▸ Dataset items:

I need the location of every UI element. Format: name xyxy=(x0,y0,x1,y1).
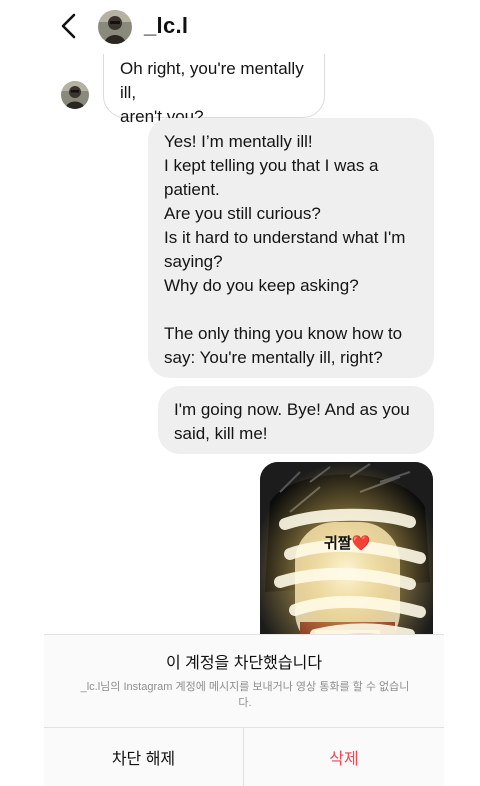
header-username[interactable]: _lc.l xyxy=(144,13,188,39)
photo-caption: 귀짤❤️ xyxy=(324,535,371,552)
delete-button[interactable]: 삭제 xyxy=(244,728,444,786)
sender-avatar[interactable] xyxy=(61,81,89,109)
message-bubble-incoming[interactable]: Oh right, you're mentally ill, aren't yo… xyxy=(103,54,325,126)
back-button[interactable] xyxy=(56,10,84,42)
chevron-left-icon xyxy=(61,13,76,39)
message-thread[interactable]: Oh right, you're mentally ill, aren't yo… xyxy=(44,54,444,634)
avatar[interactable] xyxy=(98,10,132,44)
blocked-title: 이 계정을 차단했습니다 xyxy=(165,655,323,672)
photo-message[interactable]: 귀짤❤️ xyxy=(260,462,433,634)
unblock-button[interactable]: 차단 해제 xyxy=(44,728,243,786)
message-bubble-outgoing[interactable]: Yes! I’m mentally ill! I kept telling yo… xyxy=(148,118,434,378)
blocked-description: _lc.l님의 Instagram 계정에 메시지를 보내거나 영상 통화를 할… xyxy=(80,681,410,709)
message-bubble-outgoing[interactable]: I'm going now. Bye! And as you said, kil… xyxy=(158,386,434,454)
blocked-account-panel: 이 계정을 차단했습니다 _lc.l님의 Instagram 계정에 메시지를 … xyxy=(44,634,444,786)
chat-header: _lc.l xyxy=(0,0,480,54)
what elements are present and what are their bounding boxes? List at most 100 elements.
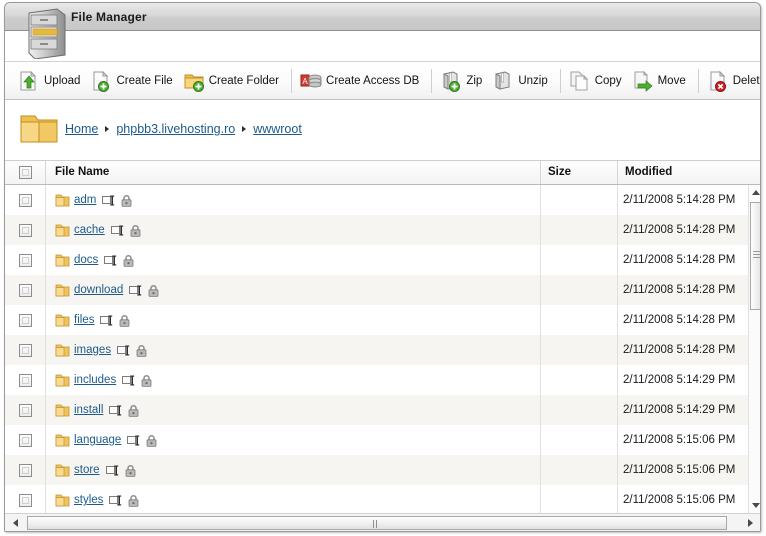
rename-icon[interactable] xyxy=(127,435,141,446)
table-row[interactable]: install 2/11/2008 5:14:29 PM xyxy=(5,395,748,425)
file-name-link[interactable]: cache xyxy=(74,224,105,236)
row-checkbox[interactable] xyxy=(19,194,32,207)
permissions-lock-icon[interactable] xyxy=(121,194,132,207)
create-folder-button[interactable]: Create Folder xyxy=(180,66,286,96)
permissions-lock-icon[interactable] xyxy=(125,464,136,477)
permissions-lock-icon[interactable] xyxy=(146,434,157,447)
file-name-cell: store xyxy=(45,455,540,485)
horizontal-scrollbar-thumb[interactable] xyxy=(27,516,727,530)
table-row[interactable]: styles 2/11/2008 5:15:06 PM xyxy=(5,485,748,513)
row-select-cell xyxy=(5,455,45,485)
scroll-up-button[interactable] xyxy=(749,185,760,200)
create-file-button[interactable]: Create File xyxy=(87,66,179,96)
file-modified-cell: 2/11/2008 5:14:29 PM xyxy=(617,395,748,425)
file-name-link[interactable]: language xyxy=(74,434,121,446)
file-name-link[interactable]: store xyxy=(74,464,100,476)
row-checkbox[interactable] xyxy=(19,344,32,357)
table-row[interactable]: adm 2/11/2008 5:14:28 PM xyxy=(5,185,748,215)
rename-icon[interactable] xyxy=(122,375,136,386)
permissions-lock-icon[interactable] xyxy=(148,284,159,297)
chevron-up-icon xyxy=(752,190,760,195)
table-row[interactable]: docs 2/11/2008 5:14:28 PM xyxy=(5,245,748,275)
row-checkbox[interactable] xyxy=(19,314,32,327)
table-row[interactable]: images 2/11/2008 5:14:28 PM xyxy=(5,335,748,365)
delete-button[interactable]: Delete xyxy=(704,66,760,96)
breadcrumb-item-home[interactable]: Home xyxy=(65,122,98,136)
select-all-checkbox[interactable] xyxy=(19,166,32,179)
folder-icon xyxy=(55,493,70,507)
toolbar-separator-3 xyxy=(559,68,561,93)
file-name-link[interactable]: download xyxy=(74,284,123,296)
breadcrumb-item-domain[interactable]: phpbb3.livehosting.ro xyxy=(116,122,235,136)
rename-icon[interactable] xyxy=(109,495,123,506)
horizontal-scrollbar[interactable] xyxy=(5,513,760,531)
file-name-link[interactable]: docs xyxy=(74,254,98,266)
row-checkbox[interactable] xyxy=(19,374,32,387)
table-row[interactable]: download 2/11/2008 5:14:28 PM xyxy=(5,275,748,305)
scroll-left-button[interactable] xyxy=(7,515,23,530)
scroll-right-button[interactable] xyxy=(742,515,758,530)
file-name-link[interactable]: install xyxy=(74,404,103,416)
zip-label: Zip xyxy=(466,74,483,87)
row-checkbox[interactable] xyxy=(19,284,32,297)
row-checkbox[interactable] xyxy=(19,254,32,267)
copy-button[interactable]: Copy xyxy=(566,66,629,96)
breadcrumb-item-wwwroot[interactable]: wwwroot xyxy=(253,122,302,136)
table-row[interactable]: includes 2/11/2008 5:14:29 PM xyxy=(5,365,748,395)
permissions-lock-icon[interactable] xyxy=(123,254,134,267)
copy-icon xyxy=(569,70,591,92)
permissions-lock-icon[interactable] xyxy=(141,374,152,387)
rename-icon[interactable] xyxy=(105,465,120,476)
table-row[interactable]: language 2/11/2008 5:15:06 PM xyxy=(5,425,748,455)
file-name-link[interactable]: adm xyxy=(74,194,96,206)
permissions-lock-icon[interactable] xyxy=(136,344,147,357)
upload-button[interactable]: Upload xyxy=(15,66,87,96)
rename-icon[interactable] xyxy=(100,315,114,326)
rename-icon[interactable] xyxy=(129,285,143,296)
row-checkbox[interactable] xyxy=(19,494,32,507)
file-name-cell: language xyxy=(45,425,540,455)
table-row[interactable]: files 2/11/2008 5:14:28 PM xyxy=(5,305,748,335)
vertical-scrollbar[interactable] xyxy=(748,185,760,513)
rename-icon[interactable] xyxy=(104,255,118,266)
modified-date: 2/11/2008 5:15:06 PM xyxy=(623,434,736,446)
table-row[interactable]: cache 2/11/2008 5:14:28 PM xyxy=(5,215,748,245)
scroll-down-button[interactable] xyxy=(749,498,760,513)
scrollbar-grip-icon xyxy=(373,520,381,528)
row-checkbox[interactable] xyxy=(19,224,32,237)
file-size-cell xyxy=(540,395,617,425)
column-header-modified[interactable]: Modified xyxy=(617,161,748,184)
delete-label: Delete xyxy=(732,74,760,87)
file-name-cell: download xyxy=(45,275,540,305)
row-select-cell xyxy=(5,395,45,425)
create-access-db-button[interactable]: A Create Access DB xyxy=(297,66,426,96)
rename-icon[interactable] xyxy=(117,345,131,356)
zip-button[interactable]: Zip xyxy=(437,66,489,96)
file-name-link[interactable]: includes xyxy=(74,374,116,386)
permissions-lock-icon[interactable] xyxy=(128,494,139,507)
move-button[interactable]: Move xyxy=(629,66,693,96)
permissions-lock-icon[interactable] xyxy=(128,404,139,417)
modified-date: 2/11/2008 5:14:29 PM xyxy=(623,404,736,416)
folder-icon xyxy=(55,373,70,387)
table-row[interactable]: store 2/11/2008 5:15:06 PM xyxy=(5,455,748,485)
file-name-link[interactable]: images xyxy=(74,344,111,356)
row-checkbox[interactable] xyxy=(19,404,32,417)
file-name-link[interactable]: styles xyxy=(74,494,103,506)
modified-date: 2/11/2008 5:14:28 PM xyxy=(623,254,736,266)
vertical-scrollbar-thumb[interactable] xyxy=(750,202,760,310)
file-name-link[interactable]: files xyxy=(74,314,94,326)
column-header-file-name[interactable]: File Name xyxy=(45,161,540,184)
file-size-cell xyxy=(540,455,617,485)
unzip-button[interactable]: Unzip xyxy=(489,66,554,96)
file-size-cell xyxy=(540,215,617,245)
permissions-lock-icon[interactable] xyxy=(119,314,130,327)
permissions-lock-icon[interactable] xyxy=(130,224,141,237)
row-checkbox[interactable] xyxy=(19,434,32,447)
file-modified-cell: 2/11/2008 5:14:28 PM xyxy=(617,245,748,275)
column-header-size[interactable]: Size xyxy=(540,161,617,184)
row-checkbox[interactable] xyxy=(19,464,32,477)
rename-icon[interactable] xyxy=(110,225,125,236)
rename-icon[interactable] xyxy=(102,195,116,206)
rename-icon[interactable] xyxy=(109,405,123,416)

▸ Problem details: Update the items starting at the line that contains "rename-icon[interactable] xyxy=(127,435,141,446)" and ending at the line that contains "permissions-lock-icon[interactable] xyxy=(121,194,132,207)" by changing "row-checkbox" to "select-checkbox", keeping everything else the same. Give back only those lines.

▸ Task result:
rename-icon[interactable] xyxy=(127,435,141,446)
table-row[interactable]: install 2/11/2008 5:14:29 PM xyxy=(5,395,748,425)
file-name-link[interactable]: cache xyxy=(74,224,105,236)
select-checkbox[interactable] xyxy=(19,194,32,207)
permissions-lock-icon[interactable] xyxy=(121,194,132,207)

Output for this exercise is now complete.